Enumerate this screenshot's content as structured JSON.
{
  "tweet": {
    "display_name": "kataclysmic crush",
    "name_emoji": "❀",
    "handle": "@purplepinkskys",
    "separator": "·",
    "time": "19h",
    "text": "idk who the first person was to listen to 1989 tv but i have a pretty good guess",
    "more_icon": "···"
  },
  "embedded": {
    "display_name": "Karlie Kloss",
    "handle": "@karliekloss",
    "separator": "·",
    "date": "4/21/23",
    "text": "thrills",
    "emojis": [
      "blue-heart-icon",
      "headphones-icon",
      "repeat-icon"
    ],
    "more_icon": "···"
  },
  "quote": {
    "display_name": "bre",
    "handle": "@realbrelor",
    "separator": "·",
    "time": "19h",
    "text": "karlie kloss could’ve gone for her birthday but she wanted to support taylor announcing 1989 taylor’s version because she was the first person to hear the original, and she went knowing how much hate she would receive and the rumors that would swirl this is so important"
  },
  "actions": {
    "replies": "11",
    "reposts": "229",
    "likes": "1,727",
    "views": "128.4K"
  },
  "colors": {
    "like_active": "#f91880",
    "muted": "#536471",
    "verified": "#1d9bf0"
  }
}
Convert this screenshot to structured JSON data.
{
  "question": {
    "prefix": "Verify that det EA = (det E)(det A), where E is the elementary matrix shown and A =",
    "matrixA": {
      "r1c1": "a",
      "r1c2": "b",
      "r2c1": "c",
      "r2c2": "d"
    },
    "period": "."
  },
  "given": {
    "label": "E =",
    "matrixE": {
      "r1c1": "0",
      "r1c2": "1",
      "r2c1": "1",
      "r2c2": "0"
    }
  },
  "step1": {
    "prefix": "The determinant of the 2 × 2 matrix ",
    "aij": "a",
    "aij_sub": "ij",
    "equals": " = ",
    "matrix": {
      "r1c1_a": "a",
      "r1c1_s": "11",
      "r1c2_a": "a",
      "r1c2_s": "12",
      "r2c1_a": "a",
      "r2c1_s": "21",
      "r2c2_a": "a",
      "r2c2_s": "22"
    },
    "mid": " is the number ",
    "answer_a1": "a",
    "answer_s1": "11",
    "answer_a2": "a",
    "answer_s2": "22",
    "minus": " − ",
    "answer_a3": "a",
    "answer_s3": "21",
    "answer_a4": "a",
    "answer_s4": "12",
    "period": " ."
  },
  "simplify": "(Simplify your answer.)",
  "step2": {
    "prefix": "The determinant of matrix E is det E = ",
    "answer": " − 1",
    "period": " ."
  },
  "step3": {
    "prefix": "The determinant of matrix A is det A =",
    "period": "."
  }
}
--
The task =>
Each line that contains the word "screenshot" counts toward the total; give only that total.

Output of the task =>
2